_EXERCISE PROMPT_
Copy out every line that contains the word "your".

_MATERIAL FOR THIS TASK_
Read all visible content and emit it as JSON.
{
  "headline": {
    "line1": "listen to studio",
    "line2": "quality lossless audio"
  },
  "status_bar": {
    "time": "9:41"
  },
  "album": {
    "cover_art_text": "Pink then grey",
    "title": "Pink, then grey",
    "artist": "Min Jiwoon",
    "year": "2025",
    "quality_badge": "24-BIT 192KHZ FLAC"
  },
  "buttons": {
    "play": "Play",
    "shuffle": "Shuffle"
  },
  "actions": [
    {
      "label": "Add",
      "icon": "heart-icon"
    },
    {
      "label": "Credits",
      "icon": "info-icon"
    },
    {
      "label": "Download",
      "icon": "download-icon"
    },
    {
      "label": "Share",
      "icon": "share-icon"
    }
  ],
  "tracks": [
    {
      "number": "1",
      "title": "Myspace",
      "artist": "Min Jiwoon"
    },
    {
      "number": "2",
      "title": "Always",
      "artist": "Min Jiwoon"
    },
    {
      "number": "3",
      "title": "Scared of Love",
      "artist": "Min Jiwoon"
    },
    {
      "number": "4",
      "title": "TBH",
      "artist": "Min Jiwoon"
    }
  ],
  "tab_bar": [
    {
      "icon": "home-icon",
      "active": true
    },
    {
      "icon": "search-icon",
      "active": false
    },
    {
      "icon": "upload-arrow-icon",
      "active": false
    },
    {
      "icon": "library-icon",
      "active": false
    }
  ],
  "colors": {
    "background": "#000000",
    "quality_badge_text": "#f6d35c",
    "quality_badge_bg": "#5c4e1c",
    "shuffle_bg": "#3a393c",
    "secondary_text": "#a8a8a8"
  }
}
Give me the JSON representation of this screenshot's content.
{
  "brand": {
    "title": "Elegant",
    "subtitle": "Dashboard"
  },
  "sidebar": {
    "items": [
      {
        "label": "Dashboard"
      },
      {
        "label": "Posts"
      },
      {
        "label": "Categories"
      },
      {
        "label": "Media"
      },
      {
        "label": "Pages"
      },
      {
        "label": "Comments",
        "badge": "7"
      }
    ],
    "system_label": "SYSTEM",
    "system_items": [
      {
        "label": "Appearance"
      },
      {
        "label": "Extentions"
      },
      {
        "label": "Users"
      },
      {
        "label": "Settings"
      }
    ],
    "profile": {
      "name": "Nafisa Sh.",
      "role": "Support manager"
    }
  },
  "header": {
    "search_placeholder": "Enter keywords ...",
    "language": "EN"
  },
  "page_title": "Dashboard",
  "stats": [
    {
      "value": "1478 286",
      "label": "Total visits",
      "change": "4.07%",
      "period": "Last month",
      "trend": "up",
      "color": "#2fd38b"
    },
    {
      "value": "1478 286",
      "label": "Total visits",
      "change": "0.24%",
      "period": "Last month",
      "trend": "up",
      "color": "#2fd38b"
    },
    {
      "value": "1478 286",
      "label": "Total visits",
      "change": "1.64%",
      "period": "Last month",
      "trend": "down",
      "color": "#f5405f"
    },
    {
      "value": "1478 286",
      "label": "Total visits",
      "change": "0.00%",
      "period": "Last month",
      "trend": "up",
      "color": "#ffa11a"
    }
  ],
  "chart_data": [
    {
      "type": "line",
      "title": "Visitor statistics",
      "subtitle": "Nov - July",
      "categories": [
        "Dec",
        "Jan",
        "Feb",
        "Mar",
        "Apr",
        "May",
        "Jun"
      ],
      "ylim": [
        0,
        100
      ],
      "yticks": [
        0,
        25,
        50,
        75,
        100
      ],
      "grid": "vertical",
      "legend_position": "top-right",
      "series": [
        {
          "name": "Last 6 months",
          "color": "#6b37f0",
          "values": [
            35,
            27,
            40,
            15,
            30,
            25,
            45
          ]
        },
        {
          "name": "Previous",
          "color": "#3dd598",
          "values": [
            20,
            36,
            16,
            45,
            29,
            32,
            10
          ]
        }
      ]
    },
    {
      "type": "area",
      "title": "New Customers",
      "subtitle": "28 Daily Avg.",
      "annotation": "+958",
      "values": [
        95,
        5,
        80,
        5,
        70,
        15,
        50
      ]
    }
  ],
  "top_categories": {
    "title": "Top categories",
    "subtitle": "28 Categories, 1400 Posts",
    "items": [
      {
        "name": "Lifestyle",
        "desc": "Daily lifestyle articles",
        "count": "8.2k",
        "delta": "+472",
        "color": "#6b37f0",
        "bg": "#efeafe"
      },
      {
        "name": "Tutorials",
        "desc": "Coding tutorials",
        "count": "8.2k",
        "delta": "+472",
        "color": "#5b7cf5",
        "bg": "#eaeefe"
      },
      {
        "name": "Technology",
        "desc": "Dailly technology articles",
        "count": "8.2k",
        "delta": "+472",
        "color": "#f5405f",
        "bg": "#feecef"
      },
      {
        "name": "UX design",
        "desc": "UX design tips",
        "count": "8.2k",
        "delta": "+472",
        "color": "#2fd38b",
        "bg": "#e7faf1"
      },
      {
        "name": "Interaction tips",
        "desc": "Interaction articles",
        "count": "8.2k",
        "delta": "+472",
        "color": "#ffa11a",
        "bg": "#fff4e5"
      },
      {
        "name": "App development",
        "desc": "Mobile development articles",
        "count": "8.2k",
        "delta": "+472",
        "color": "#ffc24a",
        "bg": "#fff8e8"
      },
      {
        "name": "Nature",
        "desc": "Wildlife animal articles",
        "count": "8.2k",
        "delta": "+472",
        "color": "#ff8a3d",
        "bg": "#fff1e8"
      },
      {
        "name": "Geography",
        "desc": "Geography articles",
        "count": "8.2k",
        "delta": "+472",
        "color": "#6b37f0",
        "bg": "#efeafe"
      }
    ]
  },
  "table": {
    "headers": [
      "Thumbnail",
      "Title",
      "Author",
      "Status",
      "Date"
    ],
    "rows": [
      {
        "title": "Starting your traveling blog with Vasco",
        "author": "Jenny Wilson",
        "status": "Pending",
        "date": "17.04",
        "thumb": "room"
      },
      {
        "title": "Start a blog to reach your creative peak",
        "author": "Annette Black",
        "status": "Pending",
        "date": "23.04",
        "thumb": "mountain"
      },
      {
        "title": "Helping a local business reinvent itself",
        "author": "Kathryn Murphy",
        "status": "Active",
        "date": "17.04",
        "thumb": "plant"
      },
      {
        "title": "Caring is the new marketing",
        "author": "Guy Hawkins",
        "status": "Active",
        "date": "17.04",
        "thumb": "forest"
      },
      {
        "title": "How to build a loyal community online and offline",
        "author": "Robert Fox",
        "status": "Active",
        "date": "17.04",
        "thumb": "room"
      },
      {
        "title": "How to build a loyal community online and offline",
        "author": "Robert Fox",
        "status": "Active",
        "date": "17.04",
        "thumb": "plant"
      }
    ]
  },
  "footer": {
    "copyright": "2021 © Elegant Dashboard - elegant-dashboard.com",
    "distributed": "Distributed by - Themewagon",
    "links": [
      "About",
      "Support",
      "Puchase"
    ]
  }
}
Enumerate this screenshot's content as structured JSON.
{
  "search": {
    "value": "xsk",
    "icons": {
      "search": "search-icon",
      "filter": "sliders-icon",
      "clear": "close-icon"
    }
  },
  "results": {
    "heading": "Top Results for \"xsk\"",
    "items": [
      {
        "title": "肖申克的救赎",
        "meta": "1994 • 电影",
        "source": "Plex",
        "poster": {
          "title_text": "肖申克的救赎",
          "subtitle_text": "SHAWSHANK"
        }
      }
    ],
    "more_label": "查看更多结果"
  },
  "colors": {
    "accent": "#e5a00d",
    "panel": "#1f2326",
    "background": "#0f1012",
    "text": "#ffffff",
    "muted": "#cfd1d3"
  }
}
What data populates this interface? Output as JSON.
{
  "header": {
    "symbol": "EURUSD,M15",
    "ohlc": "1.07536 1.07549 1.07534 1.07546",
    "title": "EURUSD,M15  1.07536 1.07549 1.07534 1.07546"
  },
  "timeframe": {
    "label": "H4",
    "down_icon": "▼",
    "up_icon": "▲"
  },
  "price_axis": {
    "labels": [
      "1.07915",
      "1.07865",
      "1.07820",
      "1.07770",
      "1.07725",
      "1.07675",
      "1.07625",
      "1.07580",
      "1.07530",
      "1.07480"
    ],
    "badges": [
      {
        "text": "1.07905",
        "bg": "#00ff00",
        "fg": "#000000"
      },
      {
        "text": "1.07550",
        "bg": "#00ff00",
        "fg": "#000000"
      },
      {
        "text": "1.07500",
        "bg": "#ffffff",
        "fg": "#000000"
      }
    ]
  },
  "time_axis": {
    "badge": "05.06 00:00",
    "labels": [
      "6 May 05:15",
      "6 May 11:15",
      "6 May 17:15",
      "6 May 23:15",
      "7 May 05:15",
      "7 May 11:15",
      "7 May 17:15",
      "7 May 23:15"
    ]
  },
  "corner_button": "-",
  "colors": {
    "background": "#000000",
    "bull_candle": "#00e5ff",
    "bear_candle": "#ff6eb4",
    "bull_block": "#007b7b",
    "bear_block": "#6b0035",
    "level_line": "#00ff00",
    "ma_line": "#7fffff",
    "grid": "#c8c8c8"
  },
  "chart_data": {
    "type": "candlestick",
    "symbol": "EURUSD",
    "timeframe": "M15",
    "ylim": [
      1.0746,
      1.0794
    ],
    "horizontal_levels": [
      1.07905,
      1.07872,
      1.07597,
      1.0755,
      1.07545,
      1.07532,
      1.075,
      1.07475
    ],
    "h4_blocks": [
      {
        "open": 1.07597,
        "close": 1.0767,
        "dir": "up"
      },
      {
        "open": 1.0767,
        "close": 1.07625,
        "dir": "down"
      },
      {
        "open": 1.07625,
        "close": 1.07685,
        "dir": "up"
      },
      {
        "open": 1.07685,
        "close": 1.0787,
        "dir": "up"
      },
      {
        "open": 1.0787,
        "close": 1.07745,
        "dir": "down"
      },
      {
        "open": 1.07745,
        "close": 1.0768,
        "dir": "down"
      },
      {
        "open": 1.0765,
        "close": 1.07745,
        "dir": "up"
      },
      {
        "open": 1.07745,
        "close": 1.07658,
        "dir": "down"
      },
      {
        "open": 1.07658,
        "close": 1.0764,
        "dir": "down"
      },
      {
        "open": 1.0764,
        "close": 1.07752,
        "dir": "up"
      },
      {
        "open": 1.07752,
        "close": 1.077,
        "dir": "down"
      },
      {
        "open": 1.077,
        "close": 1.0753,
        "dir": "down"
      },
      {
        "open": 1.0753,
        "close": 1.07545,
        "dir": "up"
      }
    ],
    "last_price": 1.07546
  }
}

_OUTPUT_
        "title": "Starting your traveling blog with Vasco",
        "title": "Start a blog to reach your creative peak",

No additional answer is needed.